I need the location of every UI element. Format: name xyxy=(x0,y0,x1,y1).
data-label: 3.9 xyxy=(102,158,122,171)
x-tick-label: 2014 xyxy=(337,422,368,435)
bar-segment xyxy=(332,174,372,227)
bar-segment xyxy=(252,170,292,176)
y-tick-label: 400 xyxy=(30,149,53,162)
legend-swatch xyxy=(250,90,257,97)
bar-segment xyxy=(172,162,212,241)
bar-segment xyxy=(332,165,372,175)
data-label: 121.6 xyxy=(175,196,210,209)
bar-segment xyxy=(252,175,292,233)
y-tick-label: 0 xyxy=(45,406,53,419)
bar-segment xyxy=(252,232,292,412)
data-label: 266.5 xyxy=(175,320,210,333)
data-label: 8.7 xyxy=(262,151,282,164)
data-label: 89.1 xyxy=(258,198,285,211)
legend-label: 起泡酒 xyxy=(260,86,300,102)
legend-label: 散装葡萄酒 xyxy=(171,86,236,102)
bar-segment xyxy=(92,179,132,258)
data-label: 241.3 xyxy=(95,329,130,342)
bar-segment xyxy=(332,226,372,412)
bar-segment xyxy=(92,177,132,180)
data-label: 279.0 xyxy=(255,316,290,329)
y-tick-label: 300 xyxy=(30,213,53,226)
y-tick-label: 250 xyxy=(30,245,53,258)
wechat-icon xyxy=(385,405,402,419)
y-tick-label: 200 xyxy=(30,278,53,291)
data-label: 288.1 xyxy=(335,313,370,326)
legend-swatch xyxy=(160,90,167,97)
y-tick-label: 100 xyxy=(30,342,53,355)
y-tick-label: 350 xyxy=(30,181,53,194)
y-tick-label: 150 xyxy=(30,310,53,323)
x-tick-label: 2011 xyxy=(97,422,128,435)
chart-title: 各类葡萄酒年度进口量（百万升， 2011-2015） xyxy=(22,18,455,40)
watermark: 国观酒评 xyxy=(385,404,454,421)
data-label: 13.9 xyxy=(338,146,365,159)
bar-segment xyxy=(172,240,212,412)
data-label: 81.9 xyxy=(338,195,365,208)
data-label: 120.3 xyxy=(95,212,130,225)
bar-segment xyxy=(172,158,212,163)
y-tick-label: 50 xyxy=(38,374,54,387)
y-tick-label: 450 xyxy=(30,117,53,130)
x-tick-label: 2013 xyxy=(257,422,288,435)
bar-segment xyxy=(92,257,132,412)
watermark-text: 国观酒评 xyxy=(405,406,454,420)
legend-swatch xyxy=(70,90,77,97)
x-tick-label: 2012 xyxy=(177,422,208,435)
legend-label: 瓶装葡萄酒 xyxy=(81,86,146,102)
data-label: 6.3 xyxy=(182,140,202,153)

* Written instruction:
Rewrite the listing above as a numbered list, leaving out any blank lines.

* Task output:
1. I need the location of every UI element. Format: name xyxy=(x0,y0,x1,y1).
2. data-label: 3.9 xyxy=(102,158,122,171)
3. x-tick-label: 2014 xyxy=(337,422,368,435)
4. bar-segment xyxy=(332,174,372,227)
5. bar-segment xyxy=(252,170,292,176)
6. y-tick-label: 400 xyxy=(30,149,53,162)
7. legend-swatch xyxy=(250,90,257,97)
8. bar-segment xyxy=(172,162,212,241)
9. bar-segment xyxy=(332,165,372,175)
10. data-label: 121.6 xyxy=(175,196,210,209)
11. bar-segment xyxy=(252,175,292,233)
12. y-tick-label: 0 xyxy=(45,406,53,419)
13. bar-segment xyxy=(252,232,292,412)
14. data-label: 266.5 xyxy=(175,320,210,333)
15. data-label: 8.7 xyxy=(262,151,282,164)
16. data-label: 89.1 xyxy=(258,198,285,211)
17. legend-label: 起泡酒 xyxy=(260,86,300,102)
18. legend-label: 散装葡萄酒 xyxy=(171,86,236,102)
19. bar-segment xyxy=(92,179,132,258)
20. data-label: 241.3 xyxy=(95,329,130,342)
21. bar-segment xyxy=(332,226,372,412)
22. bar-segment xyxy=(92,177,132,180)
23. data-label: 279.0 xyxy=(255,316,290,329)
24. y-tick-label: 300 xyxy=(30,213,53,226)
25. y-tick-label: 250 xyxy=(30,245,53,258)
26. wechat-icon xyxy=(385,405,402,419)
27. y-tick-label: 200 xyxy=(30,278,53,291)
28. data-label: 288.1 xyxy=(335,313,370,326)
29. legend-swatch xyxy=(160,90,167,97)
30. y-tick-label: 100 xyxy=(30,342,53,355)
31. y-tick-label: 350 xyxy=(30,181,53,194)
32. y-tick-label: 150 xyxy=(30,310,53,323)
33. x-tick-label: 2011 xyxy=(97,422,128,435)
34. chart-title: 各类葡萄酒年度进口量（百万升， 2011-2015） xyxy=(22,18,455,40)
35. watermark: 国观酒评 xyxy=(385,404,454,421)
36. data-label: 13.9 xyxy=(338,146,365,159)
37. bar-segment xyxy=(172,240,212,412)
38. data-label: 81.9 xyxy=(338,195,365,208)
39. data-label: 120.3 xyxy=(95,212,130,225)
40. bar-segment xyxy=(172,158,212,163)
41. y-tick-label: 50 xyxy=(38,374,54,387)
42. y-tick-label: 450 xyxy=(30,117,53,130)
43. x-tick-label: 2013 xyxy=(257,422,288,435)
44. bar-segment xyxy=(92,257,132,412)
45. watermark-text: 国观酒评 xyxy=(405,406,454,420)
46. legend-swatch xyxy=(70,90,77,97)
47. x-tick-label: 2012 xyxy=(177,422,208,435)
48. legend-label: 瓶装葡萄酒 xyxy=(81,86,146,102)
49. data-label: 6.3 xyxy=(182,140,202,153)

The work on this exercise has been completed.